Task statement. Go through the entries below and pick out every line with "지역총생산".
===== Excerpted records =====
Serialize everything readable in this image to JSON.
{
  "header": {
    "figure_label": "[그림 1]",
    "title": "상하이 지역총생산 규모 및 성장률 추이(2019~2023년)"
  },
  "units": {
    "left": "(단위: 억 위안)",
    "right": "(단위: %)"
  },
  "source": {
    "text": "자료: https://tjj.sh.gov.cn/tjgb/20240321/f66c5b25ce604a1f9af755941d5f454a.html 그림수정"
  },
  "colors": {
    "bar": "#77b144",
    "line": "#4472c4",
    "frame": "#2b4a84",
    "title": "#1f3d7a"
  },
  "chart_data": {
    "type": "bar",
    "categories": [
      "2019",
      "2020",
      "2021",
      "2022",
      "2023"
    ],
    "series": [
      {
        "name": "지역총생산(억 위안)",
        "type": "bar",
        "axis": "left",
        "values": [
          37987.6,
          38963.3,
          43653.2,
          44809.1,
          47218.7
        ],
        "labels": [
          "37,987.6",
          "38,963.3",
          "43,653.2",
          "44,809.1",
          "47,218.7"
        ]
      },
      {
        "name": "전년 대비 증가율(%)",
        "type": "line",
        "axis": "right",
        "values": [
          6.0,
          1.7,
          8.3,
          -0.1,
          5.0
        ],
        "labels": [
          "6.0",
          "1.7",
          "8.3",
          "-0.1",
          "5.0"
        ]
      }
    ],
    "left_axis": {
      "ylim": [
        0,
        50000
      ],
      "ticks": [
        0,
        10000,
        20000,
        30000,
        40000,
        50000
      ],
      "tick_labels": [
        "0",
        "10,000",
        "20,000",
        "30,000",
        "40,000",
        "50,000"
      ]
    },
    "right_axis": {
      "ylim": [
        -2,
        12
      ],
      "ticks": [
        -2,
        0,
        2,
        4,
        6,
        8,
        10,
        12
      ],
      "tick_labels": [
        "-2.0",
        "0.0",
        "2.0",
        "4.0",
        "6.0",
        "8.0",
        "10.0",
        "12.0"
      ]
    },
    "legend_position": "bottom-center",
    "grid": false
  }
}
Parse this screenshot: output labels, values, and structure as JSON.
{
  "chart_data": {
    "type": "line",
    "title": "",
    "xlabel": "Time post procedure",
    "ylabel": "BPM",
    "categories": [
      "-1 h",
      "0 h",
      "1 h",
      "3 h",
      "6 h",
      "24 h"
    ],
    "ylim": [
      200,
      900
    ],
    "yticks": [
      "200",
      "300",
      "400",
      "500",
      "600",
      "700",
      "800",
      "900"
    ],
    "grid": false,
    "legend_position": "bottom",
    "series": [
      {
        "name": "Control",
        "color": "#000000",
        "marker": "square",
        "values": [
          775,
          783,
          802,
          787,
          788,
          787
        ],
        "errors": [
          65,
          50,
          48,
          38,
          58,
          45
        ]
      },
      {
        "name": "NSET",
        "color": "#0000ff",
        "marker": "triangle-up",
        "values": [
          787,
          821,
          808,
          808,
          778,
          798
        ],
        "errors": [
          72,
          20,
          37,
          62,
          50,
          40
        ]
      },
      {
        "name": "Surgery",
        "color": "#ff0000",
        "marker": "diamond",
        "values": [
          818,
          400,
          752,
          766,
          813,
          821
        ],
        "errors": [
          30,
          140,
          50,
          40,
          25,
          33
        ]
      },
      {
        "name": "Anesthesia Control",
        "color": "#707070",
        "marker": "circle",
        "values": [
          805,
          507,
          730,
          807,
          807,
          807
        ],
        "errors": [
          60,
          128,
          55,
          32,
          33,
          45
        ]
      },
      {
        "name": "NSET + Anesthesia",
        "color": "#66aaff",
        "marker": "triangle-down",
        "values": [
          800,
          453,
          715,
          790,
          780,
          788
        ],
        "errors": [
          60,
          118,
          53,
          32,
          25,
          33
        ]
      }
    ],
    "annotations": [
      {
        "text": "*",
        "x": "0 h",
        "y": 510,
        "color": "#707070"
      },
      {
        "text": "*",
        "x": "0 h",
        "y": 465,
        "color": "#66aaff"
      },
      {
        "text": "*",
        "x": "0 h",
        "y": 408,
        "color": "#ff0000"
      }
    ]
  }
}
=====
Answer for this exercise.
    "title": "상하이 지역총생산 규모 및 성장률 추이(2019~2023년)"
        "name": "지역총생산(억 위안)",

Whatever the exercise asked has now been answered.